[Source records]

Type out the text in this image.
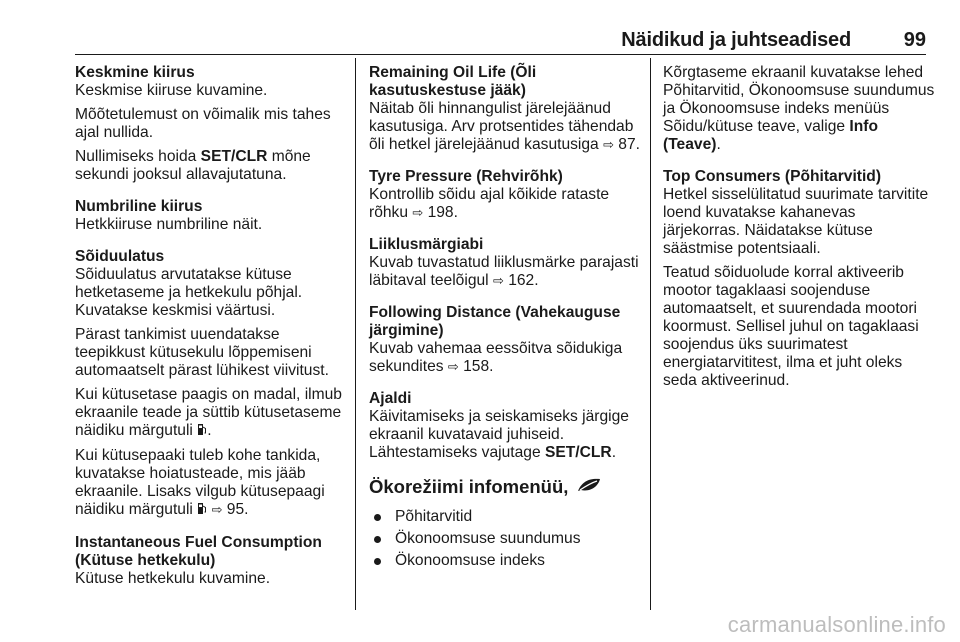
Näidikud ja juhtseadised	99
Keskmine kiirus

Keskmise kiiruse kuvamine.

Mõõtetulemust on võimalik mis tahes ajal nullida.

Nullimiseks hoida SET/CLR mõne sekundi jooksul allavajutatuna.

Numbriline kiirus

Hetkkiiruse numbriline näit.

Sõiduulatus

Sõiduulatus arvutatakse kütuse hetketaseme ja hetkekulu põhjal. Kuvatakse keskmisi väärtusi.

Pärast tankimist uuendatakse teepikkust kütusekulu lõppemiseni automaatselt pärast lühikest viivitust.

Kui kütusetase paagis on madal, ilmub ekraanile teade ja süttib kütusetaseme näidiku märgutuli .

Kui kütusepaaki tuleb kohe tankida, kuvatakse hoiatusteade, mis jääb ekraanile. Lisaks vilgub kütusepaagi näidiku märgutuli  ⇨ 95.

Instantaneous Fuel Consumption (Kütuse hetkekulu)

Kütuse hetkekulu kuvamine.

Remaining Oil Life (Õli kasutuskestuse jääk)

Näitab õli hinnangulist järelejäänud kasutusiga. Arv protsentides tähendab õli hetkel järelejäänud kasutusiga ⇨ 87.

Tyre Pressure (Rehvirõhk)

Kontrollib sõidu ajal kõikide rataste rõhku ⇨ 198.

Liiklusmärgiabi

Kuvab tuvastatud liiklusmärke parajasti läbitaval teelõigul ⇨ 162.

Following Distance (Vahekauguse järgimine)

Kuvab vahemaa eessõitva sõidukiga sekundites ⇨ 158.

Ajaldi

Käivitamiseks ja seiskamiseks järgige ekraanil kuvatavaid juhiseid. Lähtestamiseks vajutage SET/CLR.

Ökorežiimi infomenüü,
Põhitarvitid
Ökonoomsuse suundumus
Ökonoomsuse indeks

Kõrgtaseme ekraanil kuvatakse lehed Põhitarvitid, Ökonoomsuse suundumus ja Ökonoomsuse indeks menüüs Sõidu/kütuse teave, valige Info (Teave).

Top Consumers (Põhitarvitid)

Hetkel sisselülitatud suurimate tarvitite loend kuvatakse kahanevas järjekorras. Näidatakse kütuse säästmise potentsiaali.

Teatud sõiduolude korral aktiveerib mootor tagaklaasi soojenduse automaatselt, et suurendada mootori koormust. Sellisel juhul on tagaklaasi soojendus üks suurimatest energiatarvititest, ilma et juht oleks seda aktiveerinud.

carmanualsonline.info
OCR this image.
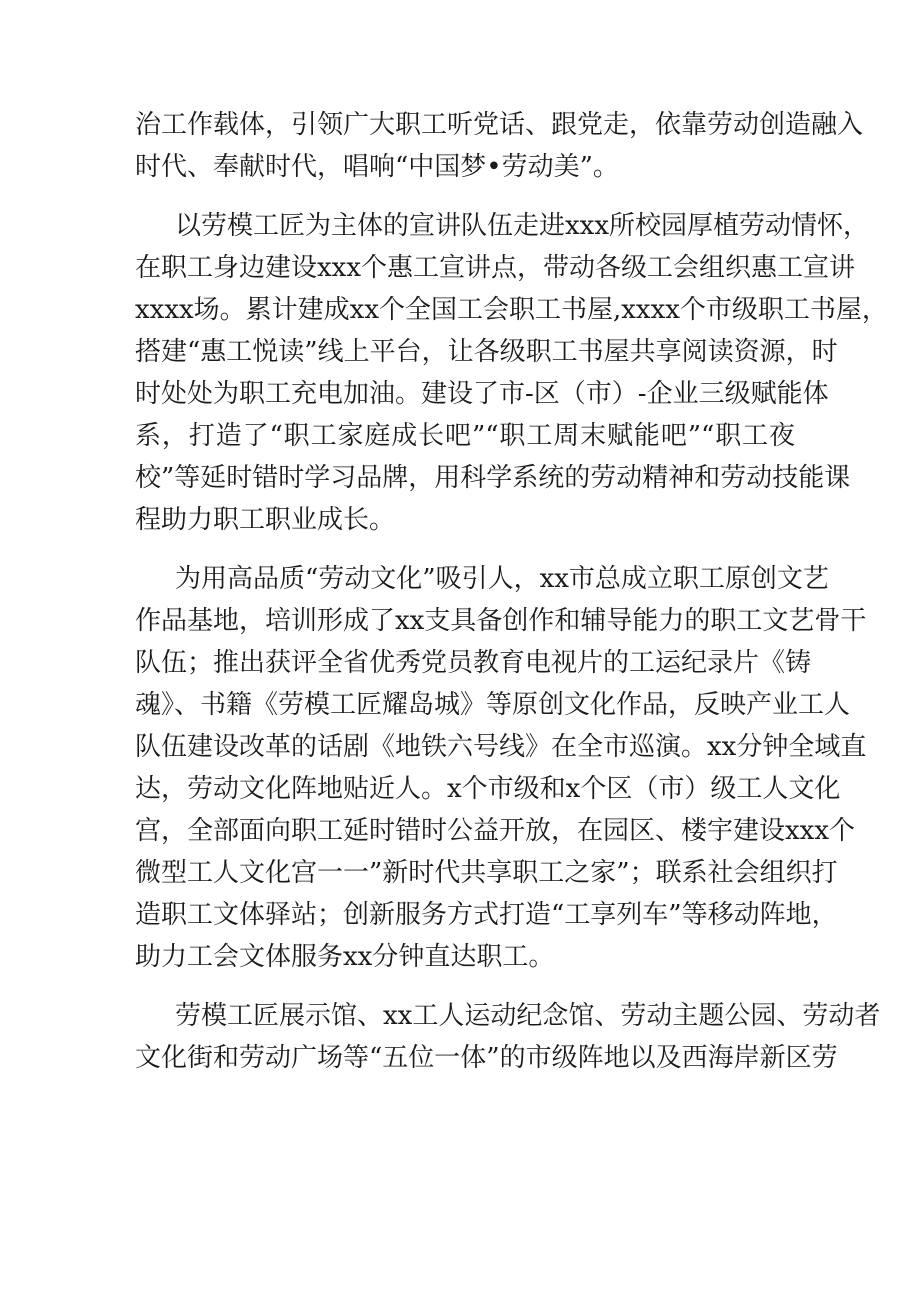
治工作载体，引领广大职工听党话、跟党走，依靠劳动创造融入
时代、奉献时代，唱响“中国梦•劳动美”。
以劳模工匠为主体的宣讲队伍走进xxx所校园厚植劳动情怀，
在职工身边建设xxx个惠工宣讲点，带动各级工会组织惠工宣讲
xxxx场。累计建成xx个全国工会职工书屋,xxxx个市级职工书屋，
搭建“惠工悦读”线上平台，让各级职工书屋共享阅读资源，时
时处处为职工充电加油。建设了市-区（市）-企业三级赋能体
系，打造了“职工家庭成长吧”“职工周末赋能吧”“职工夜
校”等延时错时学习品牌，用科学系统的劳动精神和劳动技能课
程助力职工职业成长。
为用高品质“劳动文化”吸引人，xx市总成立职工原创文艺
作品基地，培训形成了xx支具备创作和辅导能力的职工文艺骨干
队伍；推出获评全省优秀党员教育电视片的工运纪录片《铸
魂》、书籍《劳模工匠耀岛城》等原创文化作品，反映产业工人
队伍建设改革的话剧《地铁六号线》在全市巡演。xx分钟全域直
达，劳动文化阵地贴近人。x个市级和x个区（市）级工人文化
宫，全部面向职工延时错时公益开放，在园区、楼宇建设xxx个
微型工人文化宫一一”新时代共享职工之家”；联系社会组织打
造职工文体驿站；创新服务方式打造“工享列车”等移动阵地，
助力工会文体服务xx分钟直达职工。
劳模工匠展示馆、xx工人运动纪念馆、劳动主题公园、劳动者
文化街和劳动广场等“五位一体”的市级阵地以及西海岸新区劳
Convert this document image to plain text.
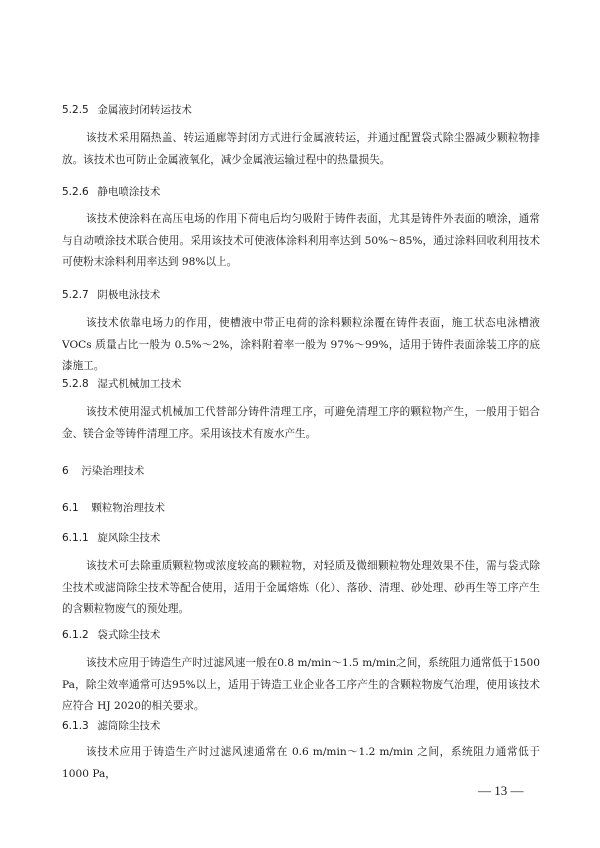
5.2.5 金属液封闭转运技术

该技术采用隔热盖、转运通廊等封闭方式进行金属液转运，并通过配置袋式除尘器减少颗粒物排放。该技术也可防止金属液氧化，减少金属液运输过程中的热量损失。

5.2.6 静电喷涂技术

该技术使涂料在高压电场的作用下荷电后均匀吸附于铸件表面，尤其是铸件外表面的喷涂，通常与自动喷涂技术联合使用。采用该技术可使液体涂料利用率达到 50%～85%，通过涂料回收利用技术可使粉末涂料利用率达到 98%以上。

5.2.7 阴极电泳技术

该技术依靠电场力的作用，使槽液中带正电荷的涂料颗粒涂覆在铸件表面，施工状态电泳槽液 VOCs 质量占比一般为 0.5%～2%，涂料附着率一般为 97%～99%，适用于铸件表面涂装工序的底漆施工。

5.2.8 湿式机械加工技术

该技术使用湿式机械加工代替部分铸件清理工序，可避免清理工序的颗粒物产生，一般用于铝合金、镁合金等铸件清理工序。采用该技术有废水产生。

6 污染治理技术
6.1 颗粒物治理技术
6.1.1 旋风除尘技术

该技术可去除重质颗粒物或浓度较高的颗粒物，对轻质及微细颗粒物处理效果不佳，需与袋式除尘技术或滤筒除尘技术等配合使用，适用于金属熔炼（化）、落砂、清理、砂处理、砂再生等工序产生的含颗粒物废气的预处理。

6.1.2 袋式除尘技术

该技术应用于铸造生产时过滤风速一般在0.8 m/min～1.5 m/min之间，系统阻力通常低于1500 Pa，除尘效率通常可达95%以上，适用于铸造工业企业各工序产生的含颗粒物废气治理，使用该技术应符合 HJ 2020的相关要求。

6.1.3 滤筒除尘技术

该技术应用于铸造生产时过滤风速通常在 0.6 m/min～1.2 m/min 之间，系统阻力通常低于 1000 Pa，

— 13 —
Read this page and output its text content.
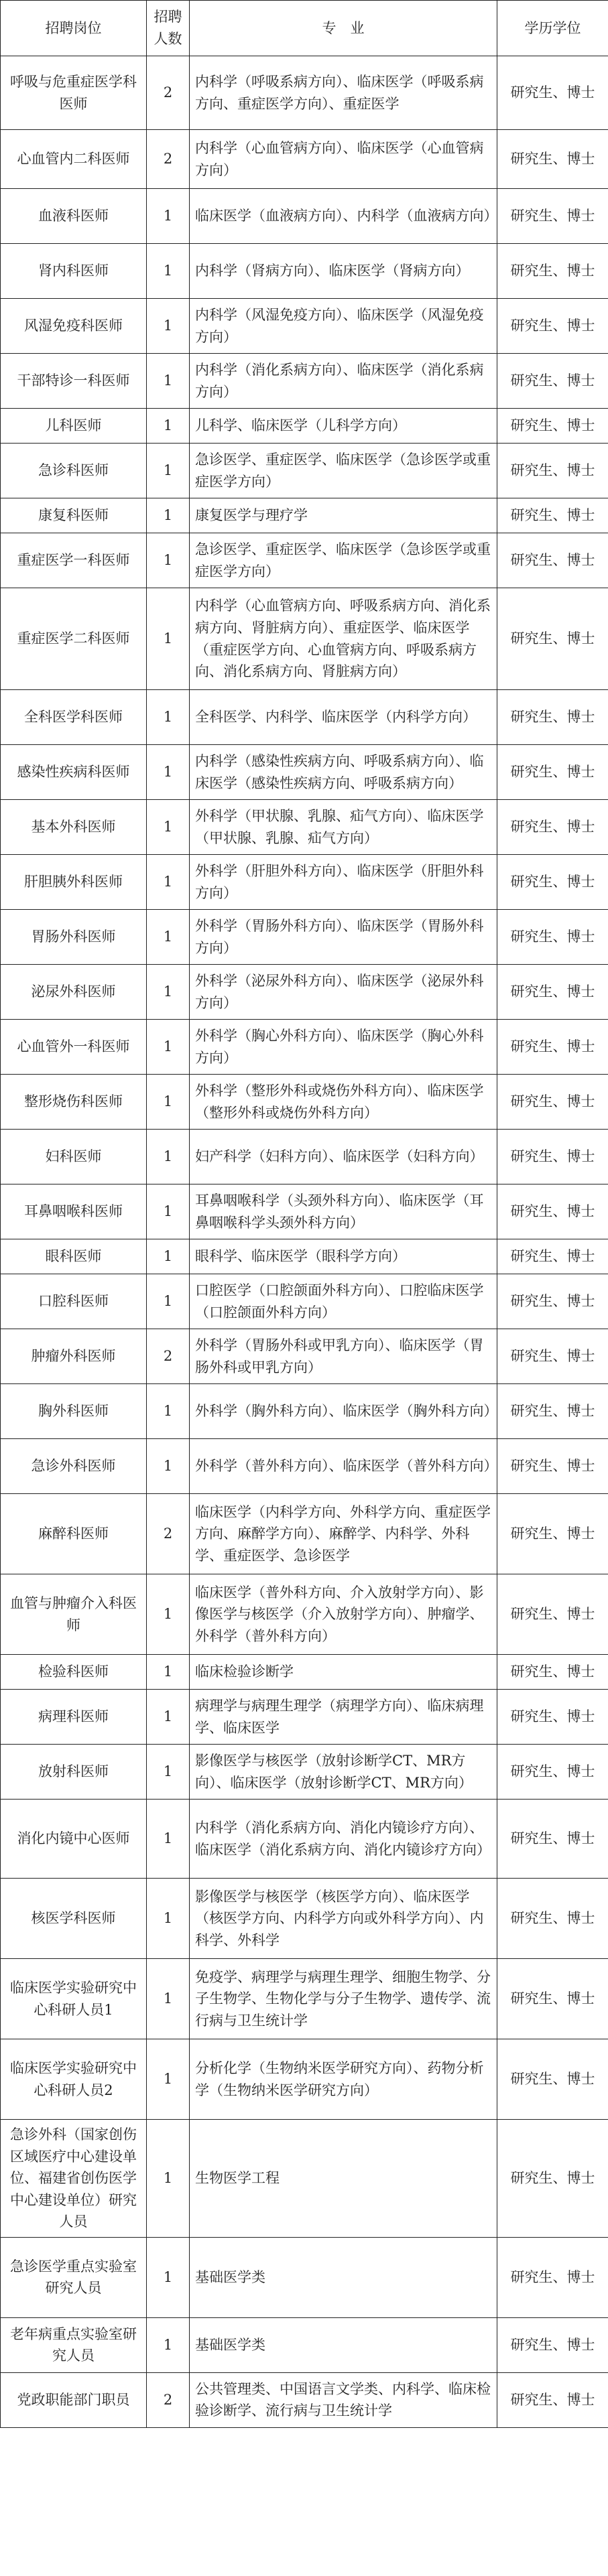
招聘岗位	招聘人数	专　业	学历学位
呼吸与危重症医学科医师	2	内科学（呼吸系病方向）、临床医学（呼吸系病方向、重症医学方向）、重症医学	研究生、博士
心血管内二科医师	2	内科学（心血管病方向）、临床医学（心血管病方向）	研究生、博士
血液科医师	1	临床医学（血液病方向）、内科学（血液病方向）	研究生、博士
肾内科医师	1	内科学（肾病方向）、临床医学（肾病方向）	研究生、博士
风湿免疫科医师	1	内科学（风湿免疫方向）、临床医学（风湿免疫方向）	研究生、博士
干部特诊一科医师	1	内科学（消化系病方向）、临床医学（消化系病方向）	研究生、博士
儿科医师	1	儿科学、临床医学（儿科学方向）	研究生、博士
急诊科医师	1	急诊医学、重症医学、临床医学（急诊医学或重症医学方向）	研究生、博士
康复科医师	1	康复医学与理疗学	研究生、博士
重症医学一科医师	1	急诊医学、重症医学、临床医学（急诊医学或重症医学方向）	研究生、博士
重症医学二科医师	1	内科学（心血管病方向、呼吸系病方向、消化系病方向、肾脏病方向）、重症医学、临床医学（重症医学方向、心血管病方向、呼吸系病方向、消化系病方向、肾脏病方向）	研究生、博士
全科医学科医师	1	全科医学、内科学、临床医学（内科学方向）	研究生、博士
感染性疾病科医师	1	内科学（感染性疾病方向、呼吸系病方向）、临床医学（感染性疾病方向、呼吸系病方向）	研究生、博士
基本外科医师	1	外科学（甲状腺、乳腺、疝气方向）、临床医学（甲状腺、乳腺、疝气方向）	研究生、博士
肝胆胰外科医师	1	外科学（肝胆外科方向）、临床医学（肝胆外科方向）	研究生、博士
胃肠外科医师	1	外科学（胃肠外科方向）、临床医学（胃肠外科方向）	研究生、博士
泌尿外科医师	1	外科学（泌尿外科方向）、临床医学（泌尿外科方向）	研究生、博士
心血管外一科医师	1	外科学（胸心外科方向）、临床医学（胸心外科方向）	研究生、博士
整形烧伤科医师	1	外科学（整形外科或烧伤外科方向）、临床医学（整形外科或烧伤外科方向）	研究生、博士
妇科医师	1	妇产科学（妇科方向）、临床医学（妇科方向）	研究生、博士
耳鼻咽喉科医师	1	耳鼻咽喉科学（头颈外科方向）、临床医学（耳鼻咽喉科学头颈外科方向）	研究生、博士
眼科医师	1	眼科学、临床医学（眼科学方向）	研究生、博士
口腔科医师	1	口腔医学（口腔颌面外科方向）、口腔临床医学（口腔颌面外科方向）	研究生、博士
肿瘤外科医师	2	外科学（胃肠外科或甲乳方向）、临床医学（胃肠外科或甲乳方向）	研究生、博士
胸外科医师	1	外科学（胸外科方向）、临床医学（胸外科方向）	研究生、博士
急诊外科医师	1	外科学（普外科方向）、临床医学（普外科方向）	研究生、博士
麻醉科医师	2	临床医学（内科学方向、外科学方向、重症医学方向、麻醉学方向）、麻醉学、内科学、外科学、重症医学、急诊医学	研究生、博士
血管与肿瘤介入科医师	1	临床医学（普外科方向、介入放射学方向）、影像医学与核医学（介入放射学方向）、肿瘤学、外科学（普外科方向）	研究生、博士
检验科医师	1	临床检验诊断学	研究生、博士
病理科医师	1	病理学与病理生理学（病理学方向）、临床病理学、临床医学	研究生、博士
放射科医师	1	影像医学与核医学（放射诊断学CT、MR方向）、临床医学（放射诊断学CT、MR方向）	研究生、博士
消化内镜中心医师	1	内科学（消化系病方向、消化内镜诊疗方向）、临床医学（消化系病方向、消化内镜诊疗方向）	研究生、博士
核医学科医师	1	影像医学与核医学（核医学方向）、临床医学（核医学方向、内科学方向或外科学方向）、内科学、外科学	研究生、博士
临床医学实验研究中心科研人员1	1	免疫学、病理学与病理生理学、细胞生物学、分子生物学、生物化学与分子生物学、遗传学、流行病与卫生统计学	研究生、博士
临床医学实验研究中心科研人员2	1	分析化学（生物纳米医学研究方向）、药物分析学（生物纳米医学研究方向）	研究生、博士
急诊外科（国家创伤区域医疗中心建设单位、福建省创伤医学中心建设单位）研究人员	1	生物医学工程	研究生、博士
急诊医学重点实验室研究人员	1	基础医学类	研究生、博士
老年病重点实验室研究人员	1	基础医学类	研究生、博士
党政职能部门职员	2	公共管理类、中国语言文学类、内科学、临床检验诊断学、流行病与卫生统计学	研究生、博士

_WHAT YOU NEED TO DO_: Search the data for the string "image". List each line that has it.

_OUTPUT OF THE TASK_:
Type out the text in this image.
OCR this image.
Convert this document image to plain text.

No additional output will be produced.